[TASK PROMPT]
Examine the records and identify each line that includes the string "немає". Copy those lines.

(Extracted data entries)

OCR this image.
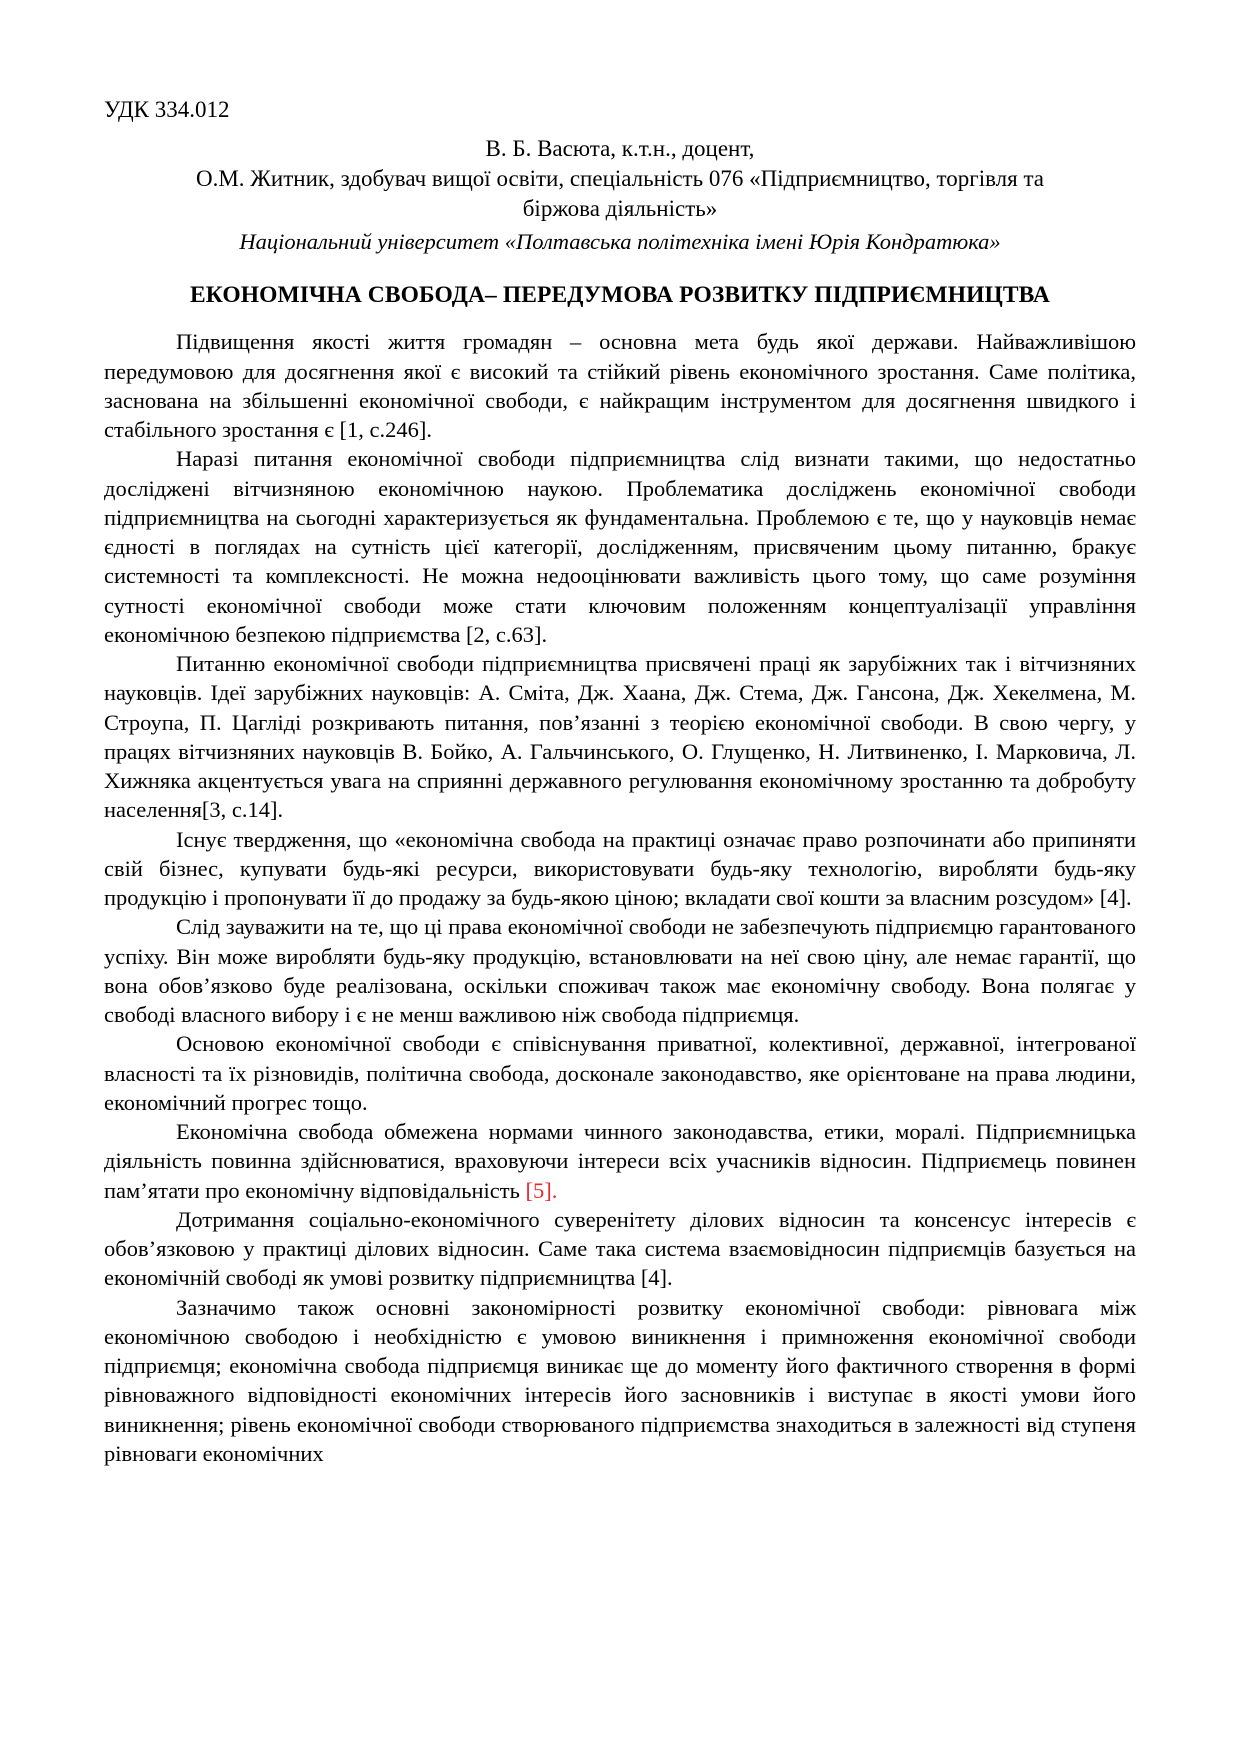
УДК 334.012
В. Б. Васюта, к.т.н., доцент,
О.М. Житник, здобувач вищої освіти, спеціальність 076 «Підприємництво, торгівля та
біржова діяльність»
Національний університет «Полтавська політехніка імені Юрія Кондратюка»
ЕКОНОМІЧНА СВОБОДА– ПЕРЕДУМОВА РОЗВИТКУ ПІДПРИЄМНИЦТВА

Підвищення якості життя громадян – основна мета будь якої держави. Найважливішою передумовою для досягнення якої є високий та стійкий рівень економічного зростання. Саме політика, заснована на збільшенні економічної свободи, є найкращим інструментом для досягнення швидкого і стабільного зростання є [1, с.246].

Наразі питання економічної свободи підприємництва слід визнати такими, що недостатньо досліджені вітчизняною економічною наукою. Проблематика досліджень економічної свободи підприємництва на сьогодні характеризується як фундаментальна. Проблемою є те, що у науковців немає єдності в поглядах на сутність цієї категорії, дослідженням, присвяченим цьому питанню, бракує системності та комплексності. Не можна недооцінювати важливість цього тому, що саме розуміння сутності економічної свободи може стати ключовим положенням концептуалізації управління економічною безпекою підприємства [2, с.63].

Питанню економічної свободи підприємництва присвячені праці як зарубіжних так і вітчизняних науковців. Ідеї зарубіжних науковців: А. Сміта, Дж. Хаана, Дж. Стема, Дж. Гансона, Дж. Хекелмена, М. Строупа, П. Цагліді розкривають питання, пов’язанні з теорією економічної свободи. В свою чергу, у працях вітчизняних науковців В. Бойко, А. Гальчинського, О. Глущенко, Н. Литвиненко, І. Марковича, Л. Хижняка акцентується увага на сприянні державного регулювання економічному зростанню та добробуту населення[3, с.14].

Існує твердження, що «економічна свобода на практиці означає право розпочинати або припиняти свій бізнес, купувати будь-які ресурси, використовувати будь-яку технологію, виробляти будь-яку продукцію і пропонувати її до продажу за будь-якою ціною; вкладати свої кошти за власним розсудом» [4].

Слід зауважити на те, що ці права економічної свободи не забезпечують підприємцю гарантованого успіху. Він може виробляти будь-яку продукцію, встановлювати на неї свою ціну, але немає гарантії, що вона обов’язково буде реалізована, оскільки споживач також має економічну свободу. Вона полягає у свободі власного вибору і є не менш важливою ніж свобода підприємця.

Основою економічної свободи є співіснування приватної, колективної, державної, інтегрованої власності та їх різновидів, політична свобода, досконале законодавство, яке орієнтоване на права людини, економічний прогрес тощо.

Економічна свобода обмежена нормами чинного законодавства, етики, моралі. Підприємницька діяльність повинна здійснюватися, враховуючи інтереси всіх учасників відносин. Підприємець повинен пам’ятати про економічну відповідальність [5].

Дотримання соціально-економічного суверенітету ділових відносин та консенсус інтересів є обов’язковою у практиці ділових відносин. Саме така система взаємовідносин підприємців базується на економічній свободі як умові розвитку підприємництва [4].

Зазначимо також основні закономірності розвитку економічної свободи: рівновага між економічною свободою і необхідністю є умовою виникнення і примноження економічної свободи підприємця; економічна свобода підприємця виникає ще до моменту його фактичного створення в формі рівноважного відповідності економічних інтересів його засновників і виступає в якості умови його виникнення; рівень економічної свободи створюваного підприємства знаходиться в залежності від ступеня рівноваги економічних
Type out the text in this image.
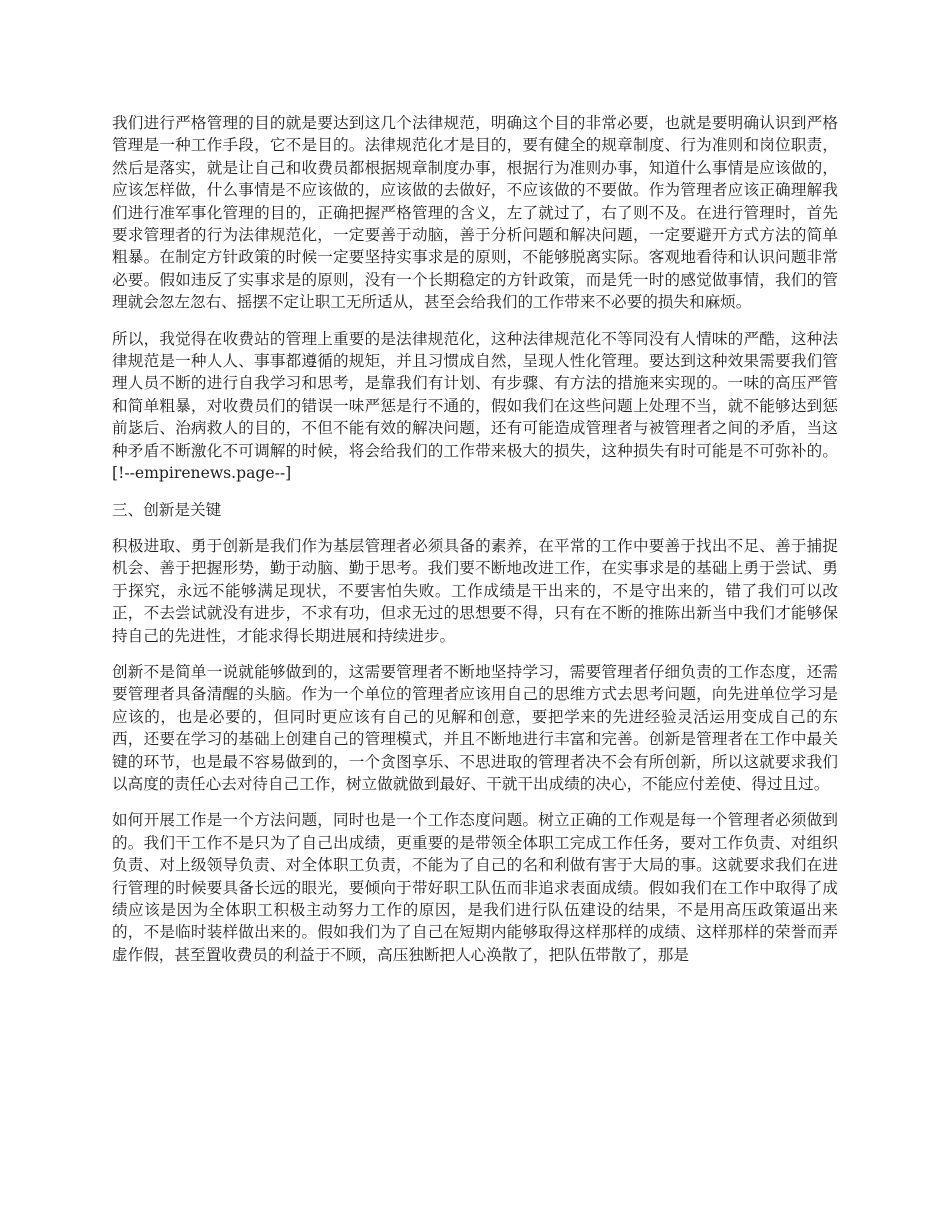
我们进行严格管理的目的就是要达到这几个法律规范，明确这个目的非常必要，也就是要明确认识到严格管理是一种工作手段，它不是目的。法律规范化才是目的，要有健全的规章制度、行为准则和岗位职责，然后是落实，就是让自己和收费员都根据规章制度办事，根据行为准则办事，知道什么事情是应该做的，应该怎样做，什么事情是不应该做的，应该做的去做好，不应该做的不要做。作为管理者应该正确理解我们进行准军事化管理的目的，正确把握严格管理的含义，左了就过了，右了则不及。在进行管理时，首先要求管理者的行为法律规范化，一定要善于动脑，善于分析问题和解决问题，一定要避开方式方法的简单粗暴。在制定方针政策的时候一定要坚持实事求是的原则，不能够脱离实际。客观地看待和认识问题非常必要。假如违反了实事求是的原则，没有一个长期稳定的方针政策，而是凭一时的感觉做事情，我们的管理就会忽左忽右、摇摆不定让职工无所适从，甚至会给我们的工作带来不必要的损失和麻烦。

所以，我觉得在收费站的管理上重要的是法律规范化，这种法律规范化不等同没有人情味的严酷，这种法律规范是一种人人、事事都遵循的规矩，并且习惯成自然，呈现人性化管理。要达到这种效果需要我们管理人员不断的进行自我学习和思考，是靠我们有计划、有步骤、有方法的措施来实现的。一味的高压严管和简单粗暴，对收费员们的错误一味严惩是行不通的，假如我们在这些问题上处理不当，就不能够达到惩前毖后、治病救人的目的，不但不能有效的解决问题，还有可能造成管理者与被管理者之间的矛盾，当这种矛盾不断激化不可调解的时候，将会给我们的工作带来极大的损失，这种损失有时可能是不可弥补的。[!--empirenews.page--]

三、创新是关键

积极进取、勇于创新是我们作为基层管理者必须具备的素养，在平常的工作中要善于找出不足、善于捕捉机会、善于把握形势，勤于动脑、勤于思考。我们要不断地改进工作，在实事求是的基础上勇于尝试、勇于探究，永远不能够满足现状，不要害怕失败。工作成绩是干出来的，不是守出来的，错了我们可以改正，不去尝试就没有进步，不求有功，但求无过的思想要不得，只有在不断的推陈出新当中我们才能够保持自己的先进性，才能求得长期进展和持续进步。

创新不是简单一说就能够做到的，这需要管理者不断地坚持学习，需要管理者仔细负责的工作态度，还需要管理者具备清醒的头脑。作为一个单位的管理者应该用自己的思维方式去思考问题，向先进单位学习是应该的，也是必要的，但同时更应该有自己的见解和创意，要把学来的先进经验灵活运用变成自己的东西，还要在学习的基础上创建自己的管理模式，并且不断地进行丰富和完善。创新是管理者在工作中最关键的环节，也是最不容易做到的，一个贪图享乐、不思进取的管理者决不会有所创新，所以这就要求我们以高度的责任心去对待自己工作，树立做就做到最好、干就干出成绩的决心，不能应付差使、得过且过。

如何开展工作是一个方法问题，同时也是一个工作态度问题。树立正确的工作观是每一个管理者必须做到的。我们干工作不是只为了自己出成绩，更重要的是带领全体职工完成工作任务，要对工作负责、对组织负责、对上级领导负责、对全体职工负责，不能为了自己的名和利做有害于大局的事。这就要求我们在进行管理的时候要具备长远的眼光，要倾向于带好职工队伍而非追求表面成绩。假如我们在工作中取得了成绩应该是因为全体职工积极主动努力工作的原因，是我们进行队伍建设的结果，不是用高压政策逼出来的，不是临时装样做出来的。假如我们为了自己在短期内能够取得这样那样的成绩、这样那样的荣誉而弄虚作假，甚至置收费员的利益于不顾，高压独断把人心涣散了，把队伍带散了，那是
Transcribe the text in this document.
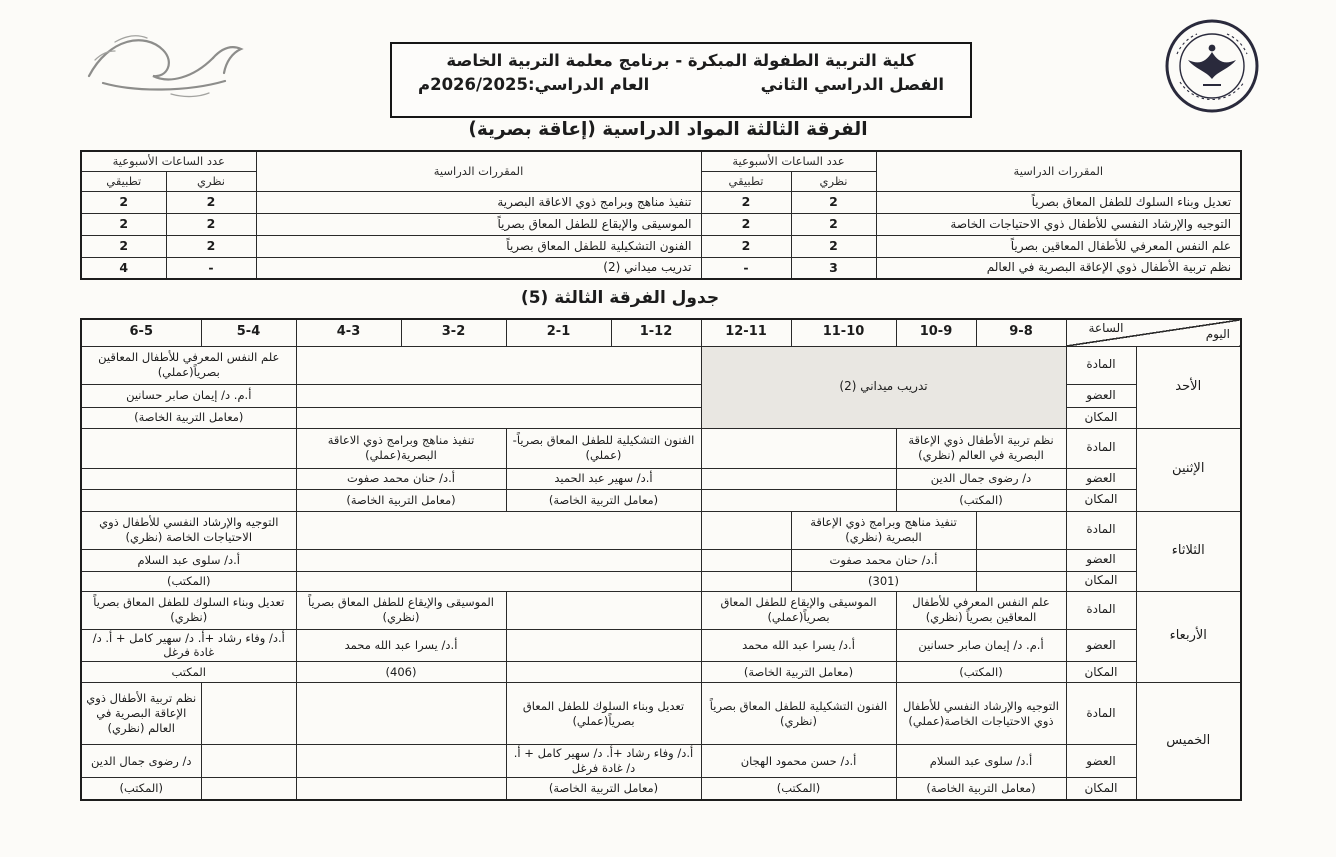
كلية التربية الطفولة المبكرة - برنامج معلمة التربية الخاصة
الفصل الدراسي الثاني
العام الدراسي:2026/2025م
الفرقة الثالثة المواد الدراسية (إعاقة بصرية)
المقررات الدراسية	عدد الساعات الأسبوعية		المقررات الدراسية	عدد الساعات الأسبوعية	
	نظري	تطبيقي		نظري	تطبيقي
تعديل وبناء السلوك للطفل المعاق بصرياً	2	2	تنفيذ مناهج وبرامج ذوي الاعاقة البصرية	2	2
التوجيه والإرشاد النفسي للأطفال ذوي الاحتياجات الخاصة	2	2	الموسيقى والإيقاع للطفل المعاق بصرياً	2	2
علم النفس المعرفي للأطفال المعاقين بصرياً	2	2	الفنون التشكيلية للطفل المعاق بصرياً	2	2
نظم تربية الأطفال ذوي الإعاقة البصرية في العالم	3	-	تدريب ميداني (2)	-	4
جدول الفرقة الثالثة (5)
الساعة اليوم		9-8	10-9	11-10	12-11	1-12	2-1	3-2	4-3	5-4	6-5
الأحد	المادة	تدريب ميداني (2)								علم النفس المعرفي للأطفال المعاقين بصرياً(عملي)	
	العضو									أ.م. د/ إيمان صابر حسانين	
	المكان									(معامل التربية الخاصة)	
الإثنين	المادة	نظم تربية الأطفال ذوي الإعاقة البصرية في العالم (نظري)				الفنون التشكيلية للطفل المعاق بصرياً- (عملي)		تنفيذ مناهج وبرامج ذوي الاعاقة البصرية(عملي)			
	العضو	د/ رضوى جمال الدين				أ.د/ سهير عبد الحميد		أ.د/ حنان محمد صفوت			
	المكان	(المكتب)				(معامل التربية الخاصة)		(معامل التربية الخاصة)			
الثلاثاء	المادة		تنفيذ مناهج وبرامج ذوي الإعاقة البصرية (نظري)							التوجيه والإرشاد النفسي للأطفال ذوي الاحتياجات الخاصة (نظري)	
	العضو		أ.د/ حنان محمد صفوت							أ.د/ سلوى عبد السلام	
	المكان		(301)							(المكتب)	
الأربعاء	المادة	علم النفس المعرفي للأطفال المعاقين بصرياً (نظري)		الموسيقى والإيقاع للطفل المعاق بصرياً(عملي)				الموسيقى والإيقاع للطفل المعاق بصرياً (نظري)		تعديل وبناء السلوك للطفل المعاق بصرياً (نظري)	
	العضو	أ.م. د/ إيمان صابر حسانين		أ.د/ يسرا عبد الله محمد				أ.د/ يسرا عبد الله محمد		أ.د/ وفاء رشاد +أ. د/ سهير كامل + أ. د/ غادة فرغل	
	المكان	(المكتب)		(معامل التربية الخاصة)				(406)		المكتب	
الخميس	المادة	التوجيه والإرشاد النفسي للأطفال ذوي الاحتياجات الخاصة(عملي)		الفنون التشكيلية للطفل المعاق بصرياً (نظري)		تعديل وبناء السلوك للطفل المعاق بصرياً(عملي)					نظم تربية الأطفال ذوي الإعاقة البصرية في العالم (نظري)
	العضو	أ.د/ سلوى عبد السلام		أ.د/ حسن محمود الهجان		أ.د/ وفاء رشاد +أ. د/ سهير كامل + أ. د/ غادة فرغل					د/ رضوى جمال الدين
	المكان	(معامل التربية الخاصة)		(المكتب)		(معامل التربية الخاصة)					(المكتب)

[TASK ANSWER]
Наразі питання економічної свободи підприємництва слід визнати такими, що недостатньо досліджені вітчизняною економічною наукою. Проблематика досліджень економічної свободи підприємництва на сьогодні характеризується як фундаментальна. Проблемою є те, що у науковців немає єдності в поглядах на сутність цієї категорії, дослідженням, присвяченим цьому питанню, бракує системності та комплексності. Не можна недооцінювати важливість цього тому, що саме розуміння сутності економічної свободи може стати ключовим положенням концептуалізації управління економічною безпекою підприємства [2, с.63].
Слід зауважити на те, що ці права економічної свободи не забезпечують підприємцю гарантованого успіху. Він може виробляти будь-яку продукцію, встановлювати на неї свою ціну, але немає гарантії, що вона обов’язково буде реалізована, оскільки споживач також має економічну свободу. Вона полягає у свободі власного вибору і є не менш важливою ніж свобода підприємця.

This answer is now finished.